* **Stated problem**
Gather all lines containing the string "document" and copy them out.

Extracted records

▬▬▬▬▬▬▬▬▬▬

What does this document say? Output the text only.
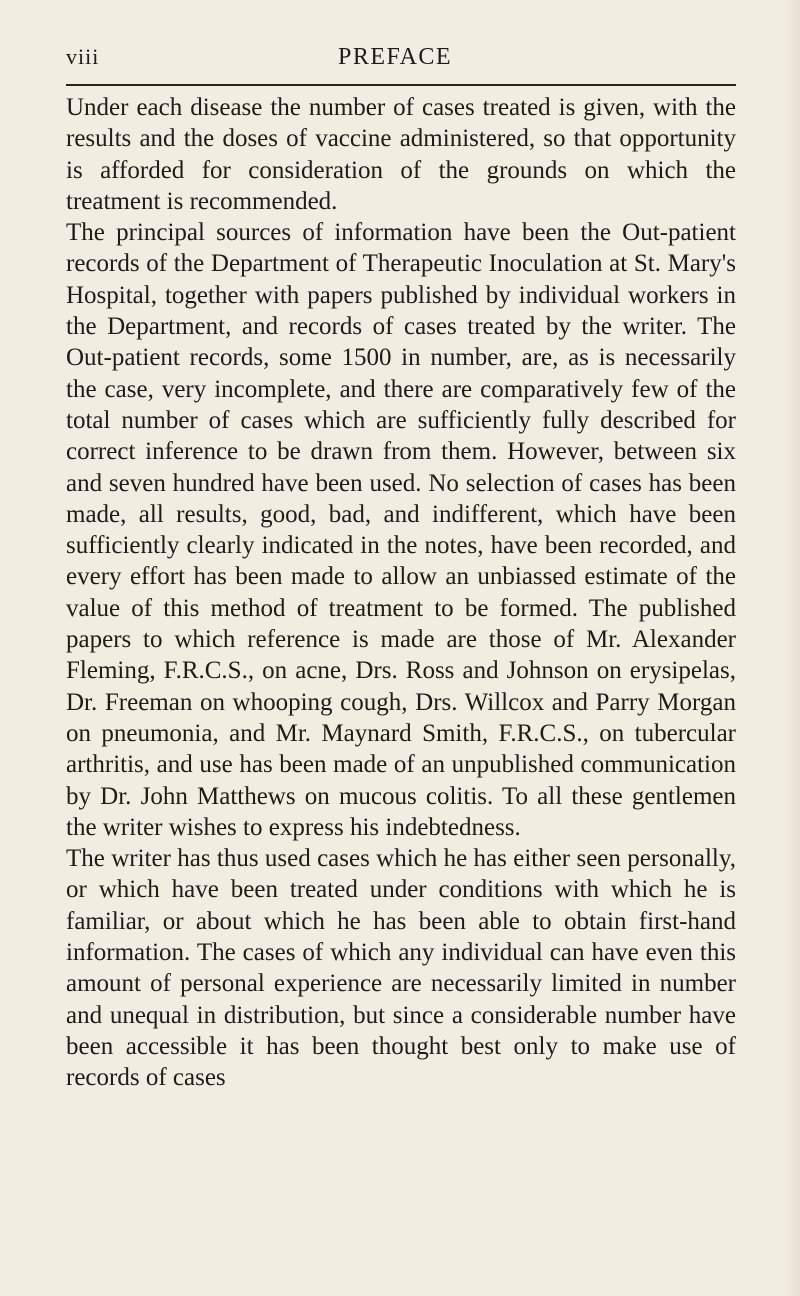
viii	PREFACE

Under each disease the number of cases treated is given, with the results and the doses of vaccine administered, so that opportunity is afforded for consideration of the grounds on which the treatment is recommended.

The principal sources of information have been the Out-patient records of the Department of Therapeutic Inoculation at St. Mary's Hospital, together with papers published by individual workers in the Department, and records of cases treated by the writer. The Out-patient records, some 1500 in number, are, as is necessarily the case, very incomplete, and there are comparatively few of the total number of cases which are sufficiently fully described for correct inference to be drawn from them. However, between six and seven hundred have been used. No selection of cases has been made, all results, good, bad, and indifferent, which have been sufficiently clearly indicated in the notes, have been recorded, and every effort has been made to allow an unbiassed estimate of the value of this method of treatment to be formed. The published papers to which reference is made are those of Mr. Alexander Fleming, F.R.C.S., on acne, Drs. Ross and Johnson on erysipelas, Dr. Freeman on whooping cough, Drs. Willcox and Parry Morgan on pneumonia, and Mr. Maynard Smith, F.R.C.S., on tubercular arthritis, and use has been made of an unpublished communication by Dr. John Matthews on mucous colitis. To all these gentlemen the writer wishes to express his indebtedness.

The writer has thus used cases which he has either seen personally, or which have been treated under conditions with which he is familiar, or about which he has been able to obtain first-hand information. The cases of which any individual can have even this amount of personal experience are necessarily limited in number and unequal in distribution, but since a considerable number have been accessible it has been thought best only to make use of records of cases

▬▬▬▬▬▬▬▬▬▬

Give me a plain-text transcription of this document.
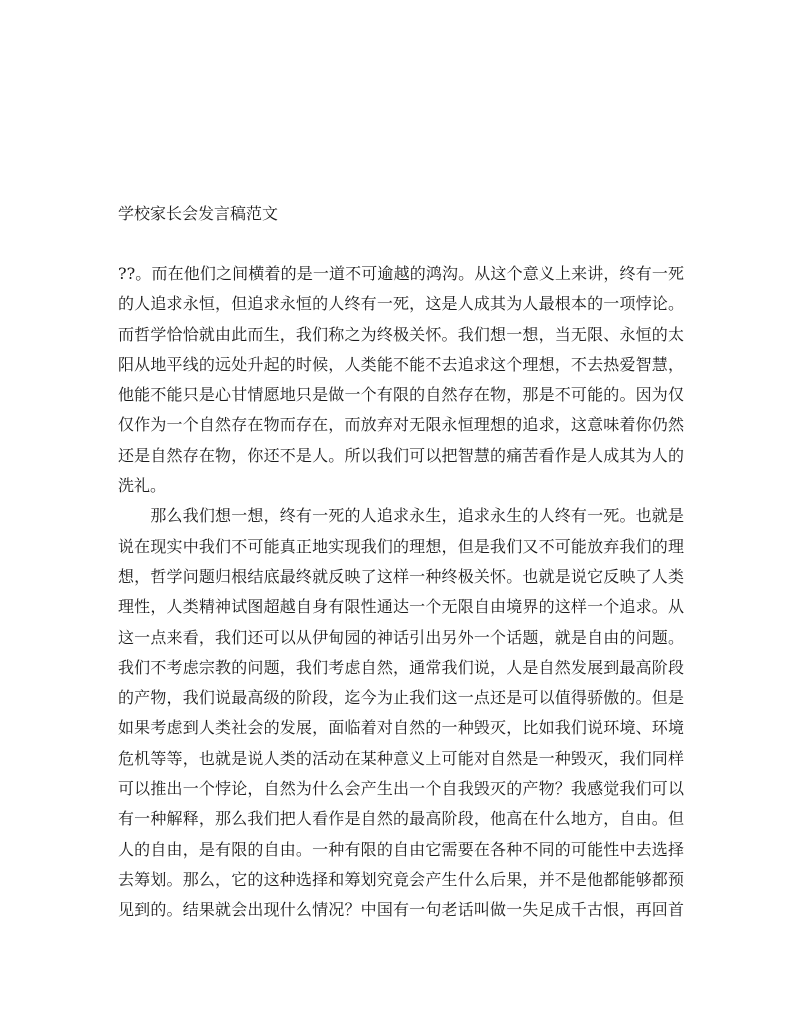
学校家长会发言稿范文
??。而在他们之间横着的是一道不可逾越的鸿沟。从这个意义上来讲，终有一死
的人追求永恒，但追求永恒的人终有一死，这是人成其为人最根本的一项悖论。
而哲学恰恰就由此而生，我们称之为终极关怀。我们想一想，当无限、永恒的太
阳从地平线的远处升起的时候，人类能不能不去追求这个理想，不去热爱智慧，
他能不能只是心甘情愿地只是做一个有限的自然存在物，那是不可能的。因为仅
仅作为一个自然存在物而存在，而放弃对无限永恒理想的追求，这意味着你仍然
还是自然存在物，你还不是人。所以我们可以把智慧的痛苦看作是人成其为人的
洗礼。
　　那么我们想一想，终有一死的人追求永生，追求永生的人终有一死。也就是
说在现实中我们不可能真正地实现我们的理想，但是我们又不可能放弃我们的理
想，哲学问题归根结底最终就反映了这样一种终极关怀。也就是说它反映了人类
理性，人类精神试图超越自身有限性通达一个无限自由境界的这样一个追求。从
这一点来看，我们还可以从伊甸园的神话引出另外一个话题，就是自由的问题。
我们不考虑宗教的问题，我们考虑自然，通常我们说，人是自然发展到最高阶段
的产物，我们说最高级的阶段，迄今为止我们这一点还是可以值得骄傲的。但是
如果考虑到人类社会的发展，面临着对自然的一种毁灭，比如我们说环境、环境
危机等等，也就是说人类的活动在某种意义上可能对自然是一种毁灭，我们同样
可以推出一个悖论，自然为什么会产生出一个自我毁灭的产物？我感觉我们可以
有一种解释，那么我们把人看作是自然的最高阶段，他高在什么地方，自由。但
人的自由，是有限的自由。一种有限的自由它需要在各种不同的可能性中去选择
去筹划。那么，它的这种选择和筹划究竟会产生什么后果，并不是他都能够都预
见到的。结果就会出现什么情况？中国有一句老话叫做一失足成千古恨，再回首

▬▬▬▬▬▬▬▬▬▬

* **Correct output**
What does this document say? Output the text only.
Give me a plain-text transcription of this document.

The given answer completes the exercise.